━━━ Page text ━━━

The talking heads (media pundits, not David Byrne & Co.) say that the public “needs” to see the affidavit to prove that the Justice Department is acting in good faith. Those talking heads are wrong at best, dishonest at worst.

When Jim Comey announced that he was not going to recommend criminal charges against Hillary, he tarred her reputation without giving her a day in court. Should the DOJ do the same for Trump if he is not indicted? Absent a criminal charge, the affidavit, even with names and national secrets redacted, would do to Trump what Jim Comey did to Hillary. Should the A.G. describe all the things said by informants and all the evidence recovered and then leave the ex-President hanging? Certainly, the DOJ could say about Trump everything Comey said about Hillary. Hillary’s fans didn’t like what Comey did. Why should we expect Trump’s fans to like A.G. Garland doing the same thing to Trump by releasing the meat of the search warrant affidavit?

━━━ Dataset excerpt ━━━

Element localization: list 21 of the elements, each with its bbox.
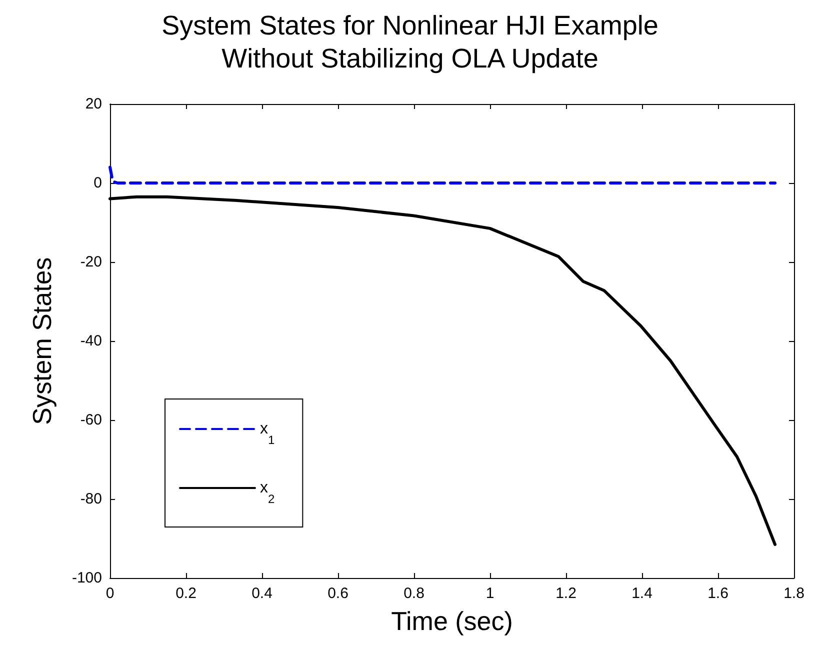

━━━

* [Work instructions]
- 1) Reproduce verbatim the passage of the affidavit commentary that begins at the words "The talking heads" and stops after the words "dishonest at worst.".
- 2) In the affidavit commentary, what do the talking heads claim that seeing the affidavit would prove?

* [Solved tasks]
- 1)
The talking heads (media pundits, not David Byrne & Co.) say that the public “needs” to see the affidavit to prove that the Justice Department is acting in good faith. Those talking heads are wrong at best, dishonest at worst.

- 2) That the Justice Department is acting in good faith.